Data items
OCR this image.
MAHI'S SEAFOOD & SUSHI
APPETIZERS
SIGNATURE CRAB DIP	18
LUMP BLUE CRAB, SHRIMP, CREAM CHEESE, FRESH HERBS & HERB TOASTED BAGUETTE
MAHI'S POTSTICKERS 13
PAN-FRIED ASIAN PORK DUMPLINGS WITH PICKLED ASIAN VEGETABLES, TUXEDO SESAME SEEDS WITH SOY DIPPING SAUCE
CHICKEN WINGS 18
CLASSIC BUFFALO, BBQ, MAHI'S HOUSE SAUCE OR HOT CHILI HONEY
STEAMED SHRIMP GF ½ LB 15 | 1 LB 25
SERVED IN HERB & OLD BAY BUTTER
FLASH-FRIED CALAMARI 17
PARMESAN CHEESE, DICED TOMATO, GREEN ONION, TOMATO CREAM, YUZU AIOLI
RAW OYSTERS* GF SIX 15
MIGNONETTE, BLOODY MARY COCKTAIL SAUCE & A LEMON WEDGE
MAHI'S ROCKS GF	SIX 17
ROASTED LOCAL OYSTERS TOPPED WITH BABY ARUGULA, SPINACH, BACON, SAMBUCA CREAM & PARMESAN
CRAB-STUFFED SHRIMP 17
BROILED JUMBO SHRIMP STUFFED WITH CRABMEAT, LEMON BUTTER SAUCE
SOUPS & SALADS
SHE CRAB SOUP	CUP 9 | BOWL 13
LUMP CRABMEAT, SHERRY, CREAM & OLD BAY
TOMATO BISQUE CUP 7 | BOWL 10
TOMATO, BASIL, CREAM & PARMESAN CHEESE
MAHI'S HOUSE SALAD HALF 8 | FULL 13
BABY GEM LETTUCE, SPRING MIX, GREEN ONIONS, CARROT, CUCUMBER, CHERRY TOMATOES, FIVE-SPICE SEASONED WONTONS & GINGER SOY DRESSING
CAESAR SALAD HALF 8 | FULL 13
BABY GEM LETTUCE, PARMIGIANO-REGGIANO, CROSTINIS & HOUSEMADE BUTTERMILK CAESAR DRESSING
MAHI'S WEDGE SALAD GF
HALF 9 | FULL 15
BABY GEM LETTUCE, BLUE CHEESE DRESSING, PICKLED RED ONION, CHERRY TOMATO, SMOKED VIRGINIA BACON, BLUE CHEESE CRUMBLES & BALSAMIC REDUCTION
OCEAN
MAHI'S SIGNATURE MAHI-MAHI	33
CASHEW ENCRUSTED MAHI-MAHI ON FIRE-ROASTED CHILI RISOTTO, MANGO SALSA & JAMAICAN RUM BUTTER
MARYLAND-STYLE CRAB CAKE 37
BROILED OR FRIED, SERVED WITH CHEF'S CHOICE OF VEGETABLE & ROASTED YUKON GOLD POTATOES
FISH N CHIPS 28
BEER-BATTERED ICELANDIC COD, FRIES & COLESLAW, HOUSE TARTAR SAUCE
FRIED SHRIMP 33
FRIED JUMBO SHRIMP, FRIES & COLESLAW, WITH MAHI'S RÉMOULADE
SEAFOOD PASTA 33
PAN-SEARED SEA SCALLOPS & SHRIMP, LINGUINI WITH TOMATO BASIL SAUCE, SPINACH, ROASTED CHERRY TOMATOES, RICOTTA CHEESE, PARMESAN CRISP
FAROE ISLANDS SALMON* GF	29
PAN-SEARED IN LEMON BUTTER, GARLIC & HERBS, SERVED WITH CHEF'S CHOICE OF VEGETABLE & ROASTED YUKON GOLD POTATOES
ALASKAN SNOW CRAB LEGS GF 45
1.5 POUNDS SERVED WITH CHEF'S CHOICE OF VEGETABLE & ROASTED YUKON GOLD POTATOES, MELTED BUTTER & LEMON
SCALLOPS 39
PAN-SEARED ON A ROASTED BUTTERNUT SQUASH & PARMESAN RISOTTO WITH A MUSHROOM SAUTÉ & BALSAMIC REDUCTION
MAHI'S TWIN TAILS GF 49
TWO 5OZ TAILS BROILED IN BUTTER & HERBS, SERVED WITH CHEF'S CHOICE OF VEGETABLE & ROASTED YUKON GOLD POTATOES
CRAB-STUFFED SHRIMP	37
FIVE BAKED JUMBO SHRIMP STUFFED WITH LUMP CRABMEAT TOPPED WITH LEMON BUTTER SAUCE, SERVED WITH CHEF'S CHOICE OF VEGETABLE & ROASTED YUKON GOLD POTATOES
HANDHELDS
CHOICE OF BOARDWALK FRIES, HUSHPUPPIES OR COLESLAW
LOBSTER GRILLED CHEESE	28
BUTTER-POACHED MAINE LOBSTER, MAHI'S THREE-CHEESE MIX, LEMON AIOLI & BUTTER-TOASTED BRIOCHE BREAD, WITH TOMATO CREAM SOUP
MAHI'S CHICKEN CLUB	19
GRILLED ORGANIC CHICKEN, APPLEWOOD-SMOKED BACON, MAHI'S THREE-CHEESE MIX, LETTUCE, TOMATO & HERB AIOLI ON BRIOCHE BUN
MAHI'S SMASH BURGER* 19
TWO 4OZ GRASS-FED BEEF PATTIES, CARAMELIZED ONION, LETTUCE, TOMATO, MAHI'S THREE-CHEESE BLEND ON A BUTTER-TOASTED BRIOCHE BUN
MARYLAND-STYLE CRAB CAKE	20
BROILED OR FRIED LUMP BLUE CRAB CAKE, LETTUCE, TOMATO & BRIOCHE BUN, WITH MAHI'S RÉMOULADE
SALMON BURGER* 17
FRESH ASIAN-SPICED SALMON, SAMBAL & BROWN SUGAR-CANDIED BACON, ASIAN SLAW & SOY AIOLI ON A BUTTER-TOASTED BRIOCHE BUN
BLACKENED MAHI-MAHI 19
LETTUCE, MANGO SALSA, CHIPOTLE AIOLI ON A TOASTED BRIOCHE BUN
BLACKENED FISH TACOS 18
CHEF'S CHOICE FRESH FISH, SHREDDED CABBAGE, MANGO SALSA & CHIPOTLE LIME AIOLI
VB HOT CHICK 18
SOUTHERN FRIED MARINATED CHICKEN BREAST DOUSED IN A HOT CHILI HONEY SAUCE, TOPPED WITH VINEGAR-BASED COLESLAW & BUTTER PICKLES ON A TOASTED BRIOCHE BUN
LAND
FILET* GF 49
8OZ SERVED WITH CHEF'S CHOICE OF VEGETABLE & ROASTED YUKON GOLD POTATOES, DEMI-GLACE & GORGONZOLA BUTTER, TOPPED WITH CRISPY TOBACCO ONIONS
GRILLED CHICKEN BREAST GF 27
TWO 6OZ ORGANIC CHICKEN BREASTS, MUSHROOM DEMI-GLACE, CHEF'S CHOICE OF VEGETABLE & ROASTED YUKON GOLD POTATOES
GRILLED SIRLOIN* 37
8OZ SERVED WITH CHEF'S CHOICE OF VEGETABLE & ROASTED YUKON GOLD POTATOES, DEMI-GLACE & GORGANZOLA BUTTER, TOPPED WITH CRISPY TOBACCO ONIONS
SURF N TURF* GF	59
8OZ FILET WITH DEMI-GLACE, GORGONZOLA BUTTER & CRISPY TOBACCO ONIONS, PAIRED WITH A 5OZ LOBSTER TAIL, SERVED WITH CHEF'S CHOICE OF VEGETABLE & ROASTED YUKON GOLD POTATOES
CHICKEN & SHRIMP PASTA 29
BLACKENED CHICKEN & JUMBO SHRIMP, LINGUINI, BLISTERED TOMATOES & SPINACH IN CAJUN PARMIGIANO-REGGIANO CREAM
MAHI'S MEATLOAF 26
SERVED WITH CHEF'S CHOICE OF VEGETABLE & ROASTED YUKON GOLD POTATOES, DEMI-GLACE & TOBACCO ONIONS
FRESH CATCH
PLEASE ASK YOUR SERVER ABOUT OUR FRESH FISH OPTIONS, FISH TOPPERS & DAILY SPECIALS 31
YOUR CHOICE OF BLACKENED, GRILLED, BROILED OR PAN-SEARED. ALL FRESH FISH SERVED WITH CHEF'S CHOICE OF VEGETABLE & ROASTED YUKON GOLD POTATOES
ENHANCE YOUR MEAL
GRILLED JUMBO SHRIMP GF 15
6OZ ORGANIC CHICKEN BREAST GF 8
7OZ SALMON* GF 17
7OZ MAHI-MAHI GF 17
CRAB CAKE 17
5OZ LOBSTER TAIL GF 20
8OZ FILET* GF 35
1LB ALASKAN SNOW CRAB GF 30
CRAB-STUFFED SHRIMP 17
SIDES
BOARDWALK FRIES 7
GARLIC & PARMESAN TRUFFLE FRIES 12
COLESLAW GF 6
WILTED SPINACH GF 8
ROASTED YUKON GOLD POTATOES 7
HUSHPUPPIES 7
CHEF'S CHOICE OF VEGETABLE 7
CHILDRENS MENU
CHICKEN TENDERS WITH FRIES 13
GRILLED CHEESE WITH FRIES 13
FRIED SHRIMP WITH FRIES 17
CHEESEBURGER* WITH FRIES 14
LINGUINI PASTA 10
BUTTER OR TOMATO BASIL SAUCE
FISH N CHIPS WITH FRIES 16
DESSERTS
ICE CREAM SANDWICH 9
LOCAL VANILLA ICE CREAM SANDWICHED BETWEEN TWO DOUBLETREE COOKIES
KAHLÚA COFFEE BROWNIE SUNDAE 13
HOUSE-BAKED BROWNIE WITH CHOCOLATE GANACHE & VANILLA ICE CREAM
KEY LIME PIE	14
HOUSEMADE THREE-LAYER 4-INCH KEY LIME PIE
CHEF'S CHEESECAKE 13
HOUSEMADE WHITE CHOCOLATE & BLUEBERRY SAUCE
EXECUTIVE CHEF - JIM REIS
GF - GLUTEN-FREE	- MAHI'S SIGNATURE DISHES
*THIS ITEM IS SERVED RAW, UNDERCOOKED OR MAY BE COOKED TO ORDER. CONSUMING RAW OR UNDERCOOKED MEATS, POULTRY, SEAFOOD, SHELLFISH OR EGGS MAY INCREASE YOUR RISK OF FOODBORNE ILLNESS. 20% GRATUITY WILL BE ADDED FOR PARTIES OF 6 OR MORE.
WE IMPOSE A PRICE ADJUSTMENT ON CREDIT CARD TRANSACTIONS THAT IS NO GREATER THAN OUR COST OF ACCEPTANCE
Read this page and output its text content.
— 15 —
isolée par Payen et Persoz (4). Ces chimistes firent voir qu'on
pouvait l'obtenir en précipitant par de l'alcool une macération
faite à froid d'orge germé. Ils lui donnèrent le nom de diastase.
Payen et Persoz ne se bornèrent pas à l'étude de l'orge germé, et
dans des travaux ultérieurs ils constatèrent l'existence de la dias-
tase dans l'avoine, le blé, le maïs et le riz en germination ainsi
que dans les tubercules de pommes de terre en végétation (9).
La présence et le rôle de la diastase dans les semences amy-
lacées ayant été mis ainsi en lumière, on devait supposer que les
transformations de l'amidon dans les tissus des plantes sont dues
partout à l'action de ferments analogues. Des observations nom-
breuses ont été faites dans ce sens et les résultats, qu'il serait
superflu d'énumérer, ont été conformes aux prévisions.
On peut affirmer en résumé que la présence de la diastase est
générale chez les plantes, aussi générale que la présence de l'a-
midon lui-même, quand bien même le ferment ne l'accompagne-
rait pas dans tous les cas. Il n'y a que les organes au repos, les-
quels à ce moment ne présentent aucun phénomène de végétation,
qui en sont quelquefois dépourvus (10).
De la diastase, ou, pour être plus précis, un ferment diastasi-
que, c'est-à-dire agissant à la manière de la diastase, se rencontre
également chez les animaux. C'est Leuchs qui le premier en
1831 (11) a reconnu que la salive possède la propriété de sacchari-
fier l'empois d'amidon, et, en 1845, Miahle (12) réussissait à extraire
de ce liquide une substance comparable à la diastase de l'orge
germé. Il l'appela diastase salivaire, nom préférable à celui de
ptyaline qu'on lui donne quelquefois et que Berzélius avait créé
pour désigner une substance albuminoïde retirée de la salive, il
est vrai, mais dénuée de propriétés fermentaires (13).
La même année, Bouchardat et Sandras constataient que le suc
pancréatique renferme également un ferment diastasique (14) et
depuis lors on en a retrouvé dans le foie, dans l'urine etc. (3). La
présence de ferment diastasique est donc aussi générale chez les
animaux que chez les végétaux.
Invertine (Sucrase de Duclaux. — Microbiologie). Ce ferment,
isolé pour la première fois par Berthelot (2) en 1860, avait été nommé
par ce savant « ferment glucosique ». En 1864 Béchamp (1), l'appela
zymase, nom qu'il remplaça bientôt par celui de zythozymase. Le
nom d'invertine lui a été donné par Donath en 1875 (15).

> [Task statement]: Using the records above, pull out each line where the word "STUFFED" occurs.

> [Correct result]:
CRAB-STUFFED SHRIMP 17
BROILED JUMBO SHRIMP STUFFED WITH CRABMEAT, LEMON BUTTER SAUCE
CRAB-STUFFED SHRIMP	37
FIVE BAKED JUMBO SHRIMP STUFFED WITH LUMP CRABMEAT TOPPED WITH LEMON BUTTER SAUCE, SERVED WITH CHEF'S CHOICE OF VEGETABLE & ROASTED YUKON GOLD POTATOES
CRAB-STUFFED SHRIMP 17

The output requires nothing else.